* **Given exercise**:
Every record must be written out once more, with nothing added or omitted.

* **Information given**:
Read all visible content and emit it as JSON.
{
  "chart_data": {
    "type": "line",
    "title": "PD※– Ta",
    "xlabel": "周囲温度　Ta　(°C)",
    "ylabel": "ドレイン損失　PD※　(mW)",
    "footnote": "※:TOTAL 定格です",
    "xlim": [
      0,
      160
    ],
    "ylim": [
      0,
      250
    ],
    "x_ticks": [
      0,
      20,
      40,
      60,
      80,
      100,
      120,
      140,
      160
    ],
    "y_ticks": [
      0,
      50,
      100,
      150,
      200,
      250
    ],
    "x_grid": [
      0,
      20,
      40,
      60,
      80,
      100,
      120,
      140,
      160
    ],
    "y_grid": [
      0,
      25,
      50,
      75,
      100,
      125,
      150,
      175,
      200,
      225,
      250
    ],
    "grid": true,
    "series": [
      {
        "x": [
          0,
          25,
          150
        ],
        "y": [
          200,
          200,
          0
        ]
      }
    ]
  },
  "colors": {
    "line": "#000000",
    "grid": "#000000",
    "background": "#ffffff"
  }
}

* **Complete output**:
Read all visible content and emit it as JSON.
{
  "chart_data": {
    "type": "line",
    "title": "PD※– Ta",
    "xlabel": "周囲温度　Ta　(°C)",
    "ylabel": "ドレイン損失　PD※　(mW)",
    "footnote": "※:TOTAL 定格です",
    "xlim": [
      0,
      160
    ],
    "ylim": [
      0,
      250
    ],
    "x_ticks": [
      0,
      20,
      40,
      60,
      80,
      100,
      120,
      140,
      160
    ],
    "y_ticks": [
      0,
      50,
      100,
      150,
      200,
      250
    ],
    "x_grid": [
      0,
      20,
      40,
      60,
      80,
      100,
      120,
      140,
      160
    ],
    "y_grid": [
      0,
      25,
      50,
      75,
      100,
      125,
      150,
      175,
      200,
      225,
      250
    ],
    "grid": true,
    "series": [
      {
        "x": [
          0,
          25,
          150
        ],
        "y": [
          200,
          200,
          0
        ]
      }
    ]
  },
  "colors": {
    "line": "#000000",
    "grid": "#000000",
    "background": "#ffffff"
  }
}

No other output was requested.